Data entries

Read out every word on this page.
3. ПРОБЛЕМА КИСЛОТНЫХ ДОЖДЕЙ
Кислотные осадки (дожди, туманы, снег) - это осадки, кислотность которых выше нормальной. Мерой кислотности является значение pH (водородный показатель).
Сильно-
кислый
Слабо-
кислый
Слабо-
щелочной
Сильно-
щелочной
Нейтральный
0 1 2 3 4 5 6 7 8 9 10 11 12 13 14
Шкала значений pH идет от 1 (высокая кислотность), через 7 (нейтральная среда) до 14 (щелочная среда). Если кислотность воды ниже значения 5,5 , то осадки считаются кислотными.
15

* TASK DESCRIPTION
Transcribe every entry verbatim.

* COMPLETE ANSWER
Read out every word on this page.
3. ПРОБЛЕМА КИСЛОТНЫХ ДОЖДЕЙ
Кислотные осадки (дожди, туманы, снег) - это осадки, кислотность которых выше нормальной. Мерой кислотности является значение pH (водородный показатель).
Сильно-
кислый
Слабо-
кислый
Слабо-
щелочной
Сильно-
щелочной
Нейтральный
0 1 2 3 4 5 6 7 8 9 10 11 12 13 14
Шкала значений pH идет от 1 (высокая кислотность), через 7 (нейтральная среда) до 14 (щелочная среда). Если кислотность воды ниже значения 5,5 , то осадки считаются кислотными.
15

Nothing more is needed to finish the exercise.